- **GOAL A**: Copy the winemaking thread word for word, from "Got ya, but" to "at this point?".
- **GOAL B**: In the winemaking thread, why does Tom say not to watch the clock while waiting on the yeast? Answer in one to three sentences.

- **SOURCE TEXT**:
********

Thanks Tom will give the apple juice a shot and report back. How long to letthe yeasy grow in the juice before adding to the must? Should it be stirred in or just poured on top? Sure appreciate your help on this.
Troy


----------



## Tom (Oct 9, 2009)

Most of the time the yeast drops in solution. If it just stays on top after 20 min give it a stir w/ sanitized spoon.
30 min is avg for me to wait. (don't watch the clock it Will take forever that way)


----------



## arcticsid (Oct 9, 2009)

Got ya, but I was wondering about adding the starter to the must, usually i just pour the activated yeast on top without stirring, should I treat the starter the same way? How long should I let the starter go after pitching the yeast into it. I feel odd asking this many questions, but so far have had good luck as an amateur wine maker, and am really worried about this batch.

Benn sitting there for like 3 days after I pitched the initial yeast. Is there going to be any problem because it has not begun a fermentation at this point?
Troy


----------



## Tom (Oct 9, 2009)

Tom said:


> Most of the time the yeast drops in solution. If it just stays on top after 20 min give it a stir w/ sanitized spoon.
> 30 min is avg for me to wait. (don't watch the clock it Will take forever that way)


This for a starter. I start it in a tall glass. I pitch it in 30 min or so.


----------



## Wade E (Oct 9, 2009)

You shold be ok for another couple of days on the must and dint even think about the natural benzoate with cranberries, I always seem to forget allabout that.


----------



## arcticsid (Oct 9, 2009)

********

- **ENTRIES SHOWN**:
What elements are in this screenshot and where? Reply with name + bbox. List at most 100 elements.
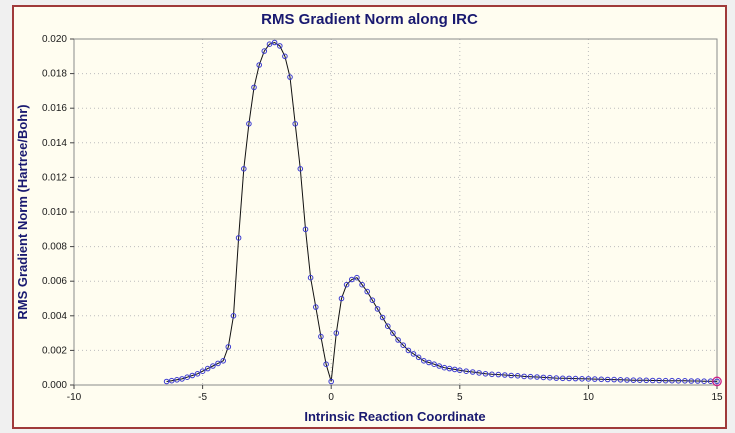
data-point-marker[interactable] bbox=[675, 378, 682, 384]
data-point-marker[interactable] bbox=[682, 378, 688, 384]
data-point-marker[interactable] bbox=[168, 377, 175, 384]
data-point-marker[interactable] bbox=[421, 358, 427, 364]
y-axis-label: RMS Gradient Norm (Hartree/Bohr) bbox=[15, 104, 30, 319]
data-point-marker[interactable] bbox=[292, 121, 299, 127]
data-point-marker[interactable] bbox=[318, 333, 324, 340]
data-point-marker[interactable] bbox=[313, 304, 319, 310]
data-point-marker[interactable] bbox=[592, 376, 598, 382]
data-point-marker[interactable] bbox=[400, 342, 407, 349]
data-point-marker[interactable] bbox=[457, 367, 463, 374]
data-point-marker[interactable] bbox=[354, 274, 360, 281]
data-point-marker[interactable] bbox=[184, 374, 190, 381]
data-point-marker[interactable] bbox=[415, 354, 422, 361]
data-point-marker[interactable] bbox=[630, 377, 637, 384]
data-point-marker[interactable] bbox=[451, 366, 458, 373]
data-point-marker[interactable] bbox=[617, 377, 624, 383]
data-point-marker[interactable] bbox=[410, 351, 417, 357]
data-point-marker[interactable] bbox=[277, 43, 283, 49]
data-point-marker[interactable] bbox=[225, 344, 232, 350]
data-point-marker[interactable] bbox=[266, 41, 273, 47]
data-point-marker[interactable] bbox=[624, 377, 630, 383]
data-point-marker[interactable] bbox=[369, 297, 376, 304]
data-point-marker[interactable] bbox=[553, 375, 560, 381]
data-point-marker[interactable] bbox=[585, 376, 592, 382]
data-point-marker[interactable] bbox=[463, 368, 470, 375]
data-point-marker[interactable] bbox=[649, 377, 656, 384]
data-point-marker[interactable] bbox=[261, 48, 268, 54]
data-point-marker[interactable] bbox=[251, 84, 257, 91]
data-point-marker[interactable] bbox=[436, 363, 443, 369]
data-point-marker[interactable] bbox=[489, 371, 495, 378]
data-point-marker[interactable] bbox=[338, 295, 345, 302]
data-point-marker[interactable] bbox=[482, 371, 489, 377]
data-point-marker[interactable] bbox=[189, 372, 196, 379]
data-point-marker[interactable] bbox=[405, 347, 412, 354]
data-point-marker[interactable] bbox=[374, 306, 381, 312]
data-point-marker[interactable] bbox=[230, 313, 237, 319]
data-point-marker[interactable] bbox=[246, 121, 252, 127]
data-point-marker[interactable] bbox=[579, 376, 585, 382]
data-point-marker[interactable] bbox=[547, 374, 553, 381]
data-point-marker[interactable] bbox=[204, 365, 211, 372]
data-point-marker[interactable] bbox=[323, 361, 329, 368]
data-point-marker[interactable] bbox=[508, 372, 515, 379]
data-point-marker[interactable] bbox=[385, 323, 391, 330]
data-point-marker[interactable] bbox=[694, 378, 701, 384]
data-point-marker[interactable] bbox=[514, 373, 521, 379]
data-point-marker[interactable] bbox=[328, 378, 335, 385]
data-point-marker[interactable] bbox=[469, 369, 476, 375]
chart-canvas[interactable]: -10 -5 0 5 10 15 0.000 0.002 0.004 0.006 0.008 0.01… bbox=[14, 31, 725, 427]
data-point-marker[interactable] bbox=[540, 374, 547, 381]
data-point-marker[interactable] bbox=[476, 370, 482, 376]
data-point-marker[interactable] bbox=[688, 378, 695, 384]
data-point-marker[interactable] bbox=[282, 53, 288, 60]
data-point-marker[interactable] bbox=[637, 377, 643, 384]
data-point-marker[interactable] bbox=[349, 276, 355, 283]
data-point-marker[interactable] bbox=[287, 74, 293, 80]
highlighted-point[interactable] bbox=[712, 376, 722, 387]
data-point-marker[interactable] bbox=[643, 377, 650, 384]
data-point-marker[interactable] bbox=[333, 330, 340, 336]
data-point-marker[interactable] bbox=[220, 358, 226, 364]
data-point-marker[interactable] bbox=[534, 374, 540, 380]
data-point-marker[interactable] bbox=[431, 361, 437, 368]
data-point-marker[interactable] bbox=[210, 363, 216, 369]
data-point-marker[interactable] bbox=[604, 376, 611, 383]
data-point-marker[interactable] bbox=[307, 274, 314, 281]
data-point-marker[interactable] bbox=[502, 372, 508, 378]
data-point-marker[interactable] bbox=[256, 62, 262, 68]
data-point-marker[interactable] bbox=[446, 365, 453, 372]
data-point-marker[interactable] bbox=[611, 376, 617, 383]
data-point-marker[interactable] bbox=[714, 378, 720, 385]
data-point-marker[interactable] bbox=[390, 330, 396, 336]
data-point-marker[interactable] bbox=[426, 359, 432, 366]
data-point-marker[interactable] bbox=[215, 360, 221, 367]
data-point-marker[interactable] bbox=[559, 375, 566, 382]
data-point-marker[interactable] bbox=[527, 373, 534, 380]
data-point-marker[interactable] bbox=[395, 337, 401, 343]
data-point-marker[interactable] bbox=[194, 371, 201, 377]
data-point-marker[interactable] bbox=[669, 377, 675, 384]
data-point-marker[interactable] bbox=[271, 39, 278, 46]
data-point-marker[interactable] bbox=[343, 281, 350, 288]
data-point-marker[interactable] bbox=[359, 281, 365, 288]
data-point-marker[interactable] bbox=[364, 288, 371, 295]
data-point-marker[interactable] bbox=[572, 375, 579, 382]
data-point-marker[interactable] bbox=[174, 377, 180, 383]
data-point-marker[interactable] bbox=[241, 166, 247, 172]
data-point-marker[interactable] bbox=[662, 377, 669, 384]
data-point-marker[interactable] bbox=[199, 368, 206, 375]
data-point-marker[interactable] bbox=[179, 376, 185, 382]
data-point-marker[interactable] bbox=[598, 376, 605, 383]
data-point-marker[interactable] bbox=[297, 166, 304, 172]
data-point-marker[interactable] bbox=[235, 235, 242, 241]
data-point-marker[interactable] bbox=[495, 371, 502, 378]
data-point-marker[interactable] bbox=[701, 378, 707, 385]
data-point-marker[interactable] bbox=[521, 373, 527, 380]
data-point-marker[interactable] bbox=[566, 375, 572, 382]
data-point-marker[interactable] bbox=[656, 377, 662, 384]
data-point-marker[interactable] bbox=[379, 314, 386, 321]
data-point-marker[interactable] bbox=[302, 226, 309, 233]
data-point-marker[interactable] bbox=[441, 364, 448, 371]
data-point-marker[interactable] bbox=[163, 378, 170, 385]
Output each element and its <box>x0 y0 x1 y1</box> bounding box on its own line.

********

- **CORRECT OUTPUT A**:
Got ya, but I was wondering about adding the starter to the must, usually i just pour the activated yeast on top without stirring, should I treat the starter the same way? How long should I let the starter go after pitching the yeast into it. I feel odd asking this many questions, but so far have had good luck as an amateur wine maker, and am really worried about this batch.

Benn sitting there for like 3 days after I pitched the initial yeast. Is there going to be any problem because it has not begun a fermentation at this point?

- **CORRECT OUTPUT B**: Tom says that watching the clock will make the wait take forever.